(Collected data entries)
[START]

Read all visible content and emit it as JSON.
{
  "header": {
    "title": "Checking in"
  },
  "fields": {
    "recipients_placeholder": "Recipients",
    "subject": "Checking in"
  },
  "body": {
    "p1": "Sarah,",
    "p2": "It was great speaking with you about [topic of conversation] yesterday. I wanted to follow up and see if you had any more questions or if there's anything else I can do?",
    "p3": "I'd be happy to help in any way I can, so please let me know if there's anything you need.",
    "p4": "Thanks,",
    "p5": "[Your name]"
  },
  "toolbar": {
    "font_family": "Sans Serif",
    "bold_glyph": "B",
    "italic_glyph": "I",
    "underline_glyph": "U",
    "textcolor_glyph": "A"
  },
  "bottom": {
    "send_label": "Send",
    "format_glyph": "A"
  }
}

[END]

From the records above, extract every line exactly as it stands.

Read all visible content and emit it as JSON.
{
  "header": {
    "title": "Checking in"
  },
  "fields": {
    "recipients_placeholder": "Recipients",
    "subject": "Checking in"
  },
  "body": {
    "p1": "Sarah,",
    "p2": "It was great speaking with you about [topic of conversation] yesterday. I wanted to follow up and see if you had any more questions or if there's anything else I can do?",
    "p3": "I'd be happy to help in any way I can, so please let me know if there's anything you need.",
    "p4": "Thanks,",
    "p5": "[Your name]"
  },
  "toolbar": {
    "font_family": "Sans Serif",
    "bold_glyph": "B",
    "italic_glyph": "I",
    "underline_glyph": "U",
    "textcolor_glyph": "A"
  },
  "bottom": {
    "send_label": "Send",
    "format_glyph": "A"
  }
}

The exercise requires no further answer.